[Task prompt]
Go through the material and pull out every line with the string "Schifflein" in it.

[Data in this exercise]
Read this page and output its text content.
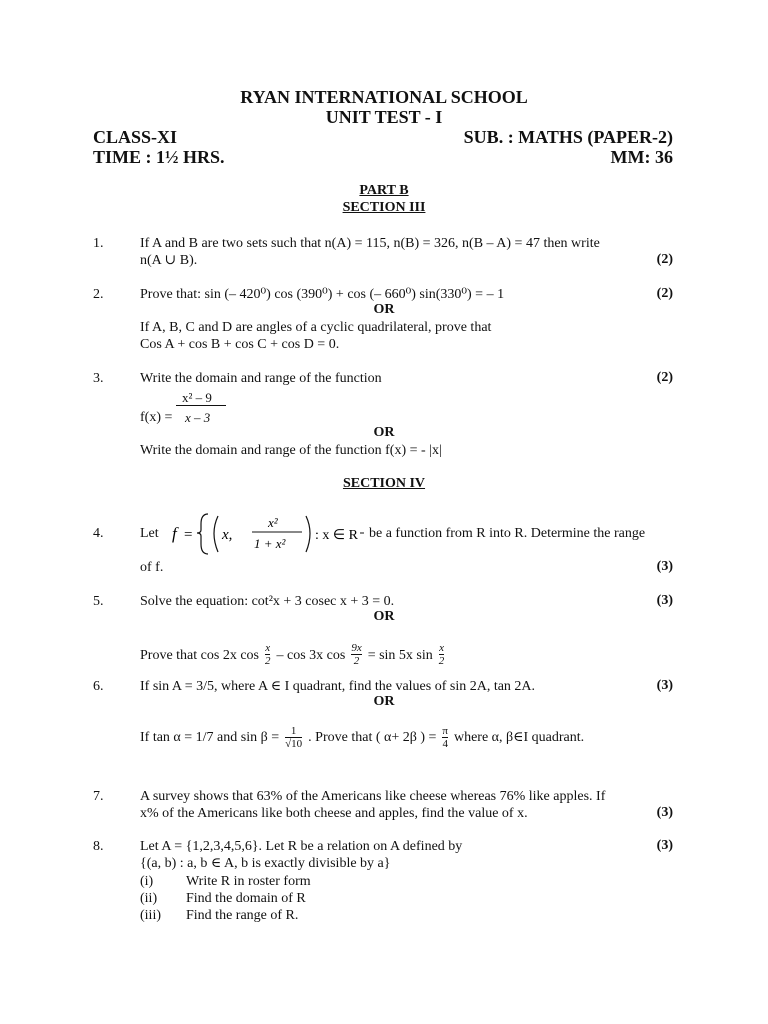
RYAN INTERNATIONAL SCHOOL
UNIT TEST - I
CLASS-XI	SUB. : MATHS (PAPER-2)
TIME : 1½ HRS.	MM: 36
PART B
SECTION III
1.	If A and B are two sets such that n(A) = 115, n(B) = 326, n(B – A) = 47 then write
n(A ∪ B).	(2)
2.	Prove that: sin (– 420⁰) cos (390⁰) + cos (– 660⁰) sin(330⁰) = – 1	(2)
OR
If A, B, C and D are angles of a cyclic quadrilateral, prove that
Cos A + cos B + cos C + cos D = 0.
3.	Write the domain and range of the function	(2)
x² – 9
f(x) = x – 3
OR
Write the domain and range of the function f(x) = - |x|
SECTION IV
4.	Let f = x,
x²
1 + x²
: x ∈ R be a function from R into R. Determine the range
of f.	(3)
5.	Solve the equation: cot²x + 3 cosec x + 3 = 0.	(3)
OR
Prove that cos 2x $\cos \frac{x}{2}$ – cos 3x $\cos \frac{9x}{2} = \sin 5x$ $\sin \frac{x}{2}$
6.	If sin A = 3/5, where A ∈ I quadrant, find the values of sin 2A, tan 2A.	(3)
OR
If tan α = 1/7 and $\sin \beta = \frac{1}{√10}$ . Prove that ( α+ 2β ) = $\frac{\pi}{4}$ where α, β∈I quadrant.
7.	A survey shows that 63% of the Americans like cheese whereas 76% like apples. If
x% of the Americans like both cheese and apples, find the value of x.	(3)
8.	Let A = {1,2,3,4,5,6}. Let R be a relation on A defined by	(3)
{(a, b) : a, b ∈ A, b is exactly divisible by a}
(i) Write R in roster form
(ii) Find the domain of R
(iii) Find the range of R.
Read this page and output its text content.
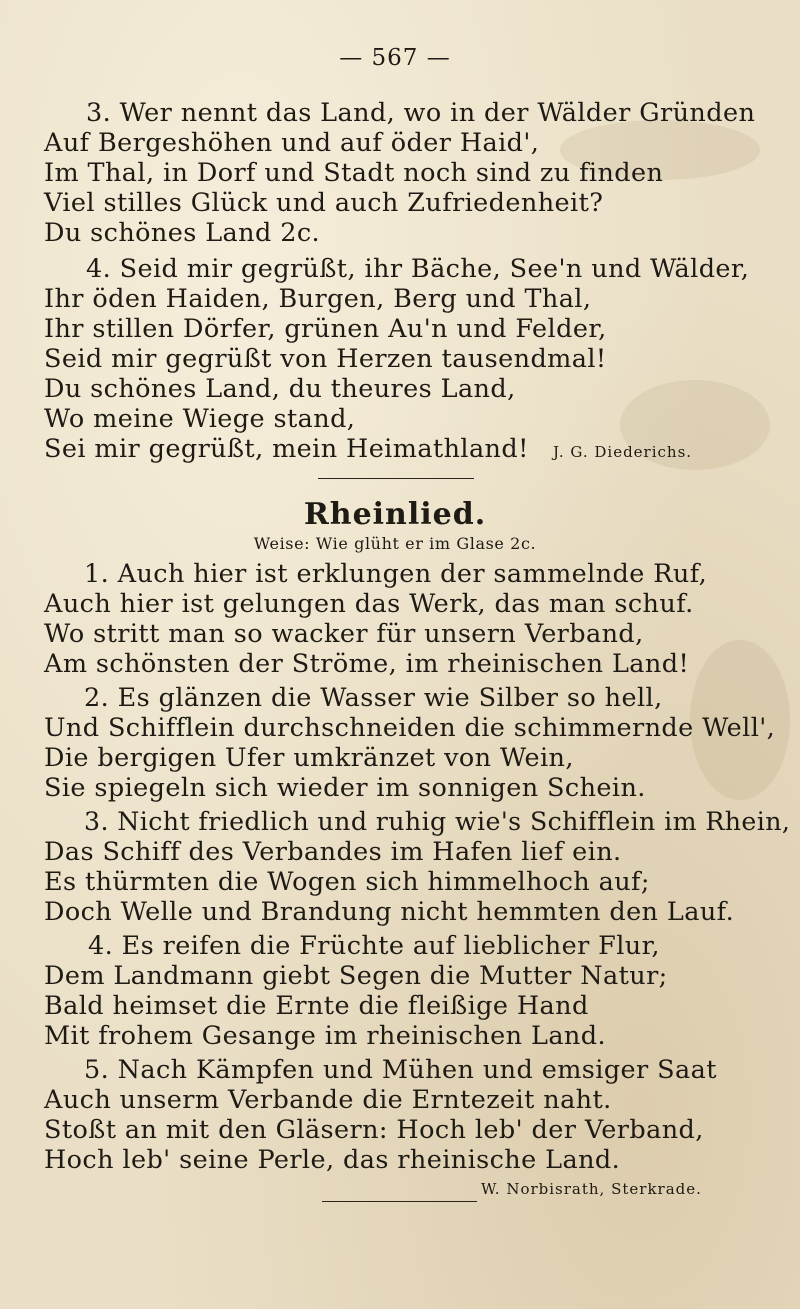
— 567 —
3. Wer nennt das Land, wo in der Wälder Gründen
Auf Bergeshöhen und auf öder Haid',
Im Thal, in Dorf und Stadt noch sind zu finden
Viel stilles Glück und auch Zufriedenheit?
Du schönes Land 2c.
4. Seid mir gegrüßt, ihr Bäche, See'n und Wälder,
Ihr öden Haiden, Burgen, Berg und Thal,
Ihr stillen Dörfer, grünen Au'n und Felder,
Seid mir gegrüßt von Herzen tausendmal!
Du schönes Land, du theures Land,
Wo meine Wiege stand,
Sei mir gegrüßt, mein Heimathland! J. G. Diederichs.
Rheinlied.
Weise: Wie glüht er im Glase 2c.
1. Auch hier ist erklungen der sammelnde Ruf,
Auch hier ist gelungen das Werk, das man schuf.
Wo stritt man so wacker für unsern Verband,
Am schönsten der Ströme, im rheinischen Land!
2. Es glänzen die Wasser wie Silber so hell,
Und Schifflein durchschneiden die schimmernde Well',
Die bergigen Ufer umkränzet von Wein,
Sie spiegeln sich wieder im sonnigen Schein.
3. Nicht friedlich und ruhig wie's Schifflein im Rhein,
Das Schiff des Verbandes im Hafen lief ein.
Es thürmten die Wogen sich himmelhoch auf;
Doch Welle und Brandung nicht hemmten den Lauf.
4. Es reifen die Früchte auf lieblicher Flur,
Dem Landmann giebt Segen die Mutter Natur;
Bald heimset die Ernte die fleißige Hand
Mit frohem Gesange im rheinischen Land.
5. Nach Kämpfen und Mühen und emsiger Saat
Auch unserm Verbande die Erntezeit naht.
Stoßt an mit den Gläsern: Hoch leb' der Verband,
Hoch leb' seine Perle, das rheinische Land.
W. Norbisrath, Sterkrade.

[Task solution]
Und Schifflein durchschneiden die schimmernde Well',
3. Nicht friedlich und ruhig wie's Schifflein im Rhein,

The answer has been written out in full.